# I want one of these!!!!!!!!



## ogfabby (Jan 3, 2013)

A Fiaz goat. These guys are AWESOME!!! I want one soooooo bad!


----------



## pierceingstarr (Nov 13, 2012)

I wonder what they feed him. I love his spots and his long ears.


----------



## emilieanne (Oct 15, 2012)

It almost looks exactly like a jamunapari goat!!


----------



## sweetgoats (Oct 18, 2007)

Could you imagine the hay bill? May as well have a horse, they eat as much and you can ride it.


----------



## emilieanne (Oct 15, 2012)

sweetgoats said:


> Could you imagine the hay bill? May as well have a horse, they eat as much and you can ride it.


Lol that is a VERY valid point!!


----------



## KarmakeeFarm (Jun 3, 2012)

Looks exactely like a jamunapari goat! wonder if that another name for them--I WANT ONE TOO!


----------



## KarmakeeFarm (Jun 3, 2012)

Quote<

Could you imagine the hay bill? May as well have a horse, they eat as much and you can ride it. 



Nah that guy is short I bet!!!!!


----------



## emilieanne (Oct 15, 2012)

mnblonde said:


> Quote<
> 
> Could you imagine the hay bill? May as well have a horse, they eat as much and you can ride it.
> 
> Nah that guy is short I bet!!!!!


Haha who knows, might be tall enough to ride!!!!


----------



## LJH (Aug 27, 2012)

No kidding, wonder if you can teach them to neck rein?  And what's with the cool feathering on his butt? I'm loving that! 

Want.


----------



## emilieanne (Oct 15, 2012)

LJH said:


> No kidding, wonder if you can teach them to neck rein?  And what's with the cool feathering on his butt? I'm loving that!
> 
> Want.


It's their hair..... Lol I like it too!!!!


----------



## crocee (Jul 25, 2008)

I'm thinkin that guy is pretty short. I'm just going by the bucket and the shelf in the back.


----------



## emilieanne (Oct 15, 2012)

crocee said:


> I'm thinkin that guy is pretty short. I'm just going by the bucket and the shelf in the back.


Lol he don't look so big to me either!


----------



## Trickyroo (Sep 26, 2012)

mnblonde said:


> Quote<
> 
> Could you imagine the hay bill? May as well have a horse, they eat as much and you can ride it.
> 
> Nah that guy is short I bet!!!!!


I was going to say the same thing :ROFL::ROFL:


----------



## Trickyroo (Sep 26, 2012)

Thats just scary IMO , lol.


----------



## Sundancer (Jan 21, 2012)

Based on the 13 rows of brick in the wall there, at approximately 4" tall each and a bit for the mortar to hold it together, its around 60" tall...the wall that is


----------



## serenityfarmnm (Jan 6, 2013)

I NEED one of those!! OMG beautiful!! :hugs:


----------



## emilieanne (Oct 15, 2012)

Breaking news!!!!
+ + + + +
* **Written exercise 1**: Sum up the Fiaz goat thread in two sentences.
* **Written exercise 2**:
Does each statement below agree with the Fiaz goat thread? Answer yes or no and quote the words that decide it.
(a) One poster says the goat almost looks exactly like a jamunapari goat.
(b) The hay bill reply says this goat would eat less than a horse.
(c) The height estimate for the wall is based on 13 rows of brick.
* **Written exercise 3**: From the Fiaz goat thread, write out the part that opens with the words containing "## Sundancer (Jan" and closes with "(Jan 6, 2013)".

* **Stored data**:
+ + + + +
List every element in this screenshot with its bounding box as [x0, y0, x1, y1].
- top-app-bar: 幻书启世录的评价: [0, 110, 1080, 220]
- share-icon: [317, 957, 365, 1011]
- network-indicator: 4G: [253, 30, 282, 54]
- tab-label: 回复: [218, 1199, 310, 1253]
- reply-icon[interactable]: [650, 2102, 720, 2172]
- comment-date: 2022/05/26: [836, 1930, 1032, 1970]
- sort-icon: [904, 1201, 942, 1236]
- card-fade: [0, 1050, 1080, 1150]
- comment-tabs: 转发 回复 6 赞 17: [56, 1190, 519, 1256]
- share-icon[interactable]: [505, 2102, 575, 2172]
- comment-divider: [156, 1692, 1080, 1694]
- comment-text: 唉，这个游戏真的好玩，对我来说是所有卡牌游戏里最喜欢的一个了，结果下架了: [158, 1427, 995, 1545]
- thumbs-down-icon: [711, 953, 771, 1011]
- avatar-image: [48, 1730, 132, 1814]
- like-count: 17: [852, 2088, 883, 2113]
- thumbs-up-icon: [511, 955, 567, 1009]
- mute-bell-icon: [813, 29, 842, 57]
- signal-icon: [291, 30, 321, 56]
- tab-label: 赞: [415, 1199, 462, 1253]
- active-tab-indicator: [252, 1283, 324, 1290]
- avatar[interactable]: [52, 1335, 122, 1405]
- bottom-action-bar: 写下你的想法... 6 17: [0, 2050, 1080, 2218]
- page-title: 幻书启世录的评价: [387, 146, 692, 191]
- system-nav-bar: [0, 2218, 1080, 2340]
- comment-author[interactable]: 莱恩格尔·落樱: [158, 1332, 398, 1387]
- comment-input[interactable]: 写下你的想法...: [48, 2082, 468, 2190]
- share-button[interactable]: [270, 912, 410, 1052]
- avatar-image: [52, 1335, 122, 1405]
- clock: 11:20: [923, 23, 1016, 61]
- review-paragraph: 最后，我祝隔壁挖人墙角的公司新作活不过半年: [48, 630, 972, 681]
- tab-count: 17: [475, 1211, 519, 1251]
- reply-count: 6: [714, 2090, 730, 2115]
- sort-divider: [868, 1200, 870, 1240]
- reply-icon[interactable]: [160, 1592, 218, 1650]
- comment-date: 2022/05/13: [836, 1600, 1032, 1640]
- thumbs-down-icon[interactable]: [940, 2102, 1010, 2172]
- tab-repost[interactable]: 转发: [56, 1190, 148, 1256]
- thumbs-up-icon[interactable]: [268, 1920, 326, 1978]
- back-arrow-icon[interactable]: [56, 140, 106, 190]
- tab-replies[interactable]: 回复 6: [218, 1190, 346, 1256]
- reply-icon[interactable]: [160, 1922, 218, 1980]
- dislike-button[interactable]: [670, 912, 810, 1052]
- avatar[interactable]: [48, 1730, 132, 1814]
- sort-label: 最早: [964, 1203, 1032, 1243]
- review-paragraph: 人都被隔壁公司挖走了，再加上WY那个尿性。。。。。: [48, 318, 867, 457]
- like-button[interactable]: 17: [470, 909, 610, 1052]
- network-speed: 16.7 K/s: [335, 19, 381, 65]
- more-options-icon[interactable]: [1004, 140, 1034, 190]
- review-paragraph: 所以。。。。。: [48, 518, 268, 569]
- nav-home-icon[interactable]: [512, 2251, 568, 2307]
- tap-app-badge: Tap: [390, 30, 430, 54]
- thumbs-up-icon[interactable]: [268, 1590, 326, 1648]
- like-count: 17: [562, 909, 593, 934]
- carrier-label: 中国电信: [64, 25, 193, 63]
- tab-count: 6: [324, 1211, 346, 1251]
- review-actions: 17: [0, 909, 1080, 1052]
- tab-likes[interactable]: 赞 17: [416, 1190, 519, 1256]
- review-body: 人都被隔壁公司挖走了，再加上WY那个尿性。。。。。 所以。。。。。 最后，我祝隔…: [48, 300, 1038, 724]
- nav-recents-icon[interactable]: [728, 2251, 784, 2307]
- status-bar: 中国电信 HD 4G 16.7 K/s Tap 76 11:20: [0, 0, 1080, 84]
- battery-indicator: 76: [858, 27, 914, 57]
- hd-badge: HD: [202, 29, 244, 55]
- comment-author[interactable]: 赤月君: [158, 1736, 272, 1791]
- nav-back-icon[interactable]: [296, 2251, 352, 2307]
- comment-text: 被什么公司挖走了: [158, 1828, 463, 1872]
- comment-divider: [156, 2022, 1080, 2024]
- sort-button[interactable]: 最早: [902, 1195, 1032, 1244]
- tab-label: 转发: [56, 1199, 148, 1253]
+ + + + +
* **Correct response 1**: A poster shares a Fiaz goat and says they want one badly, and others compare it to a jamunapari goat and joke that its hay bill would match a horse's since you could ride it. Several replies guess that the guy with it is short, one judging by the bucket and the shelf in the back, while another puts the brick wall at around 60 inches tall.

* **Correct response 2**:
(a) Yes: "It almost looks exactly like a jamunapari goat!!"
(b) No: "May as well have a horse, they eat as much and you can ride it."
(c) Yes: "Based on the 13 rows of brick in the wall there"

* **Correct response 3**:
## Sundancer (Jan 21, 2012)

Based on the 13 rows of brick in the wall there, at approximately 4" tall each and a bit for the mortar to hold it together, its around 60" tall...the wall that is


----------



## serenityfarmnm (Jan 6, 2013)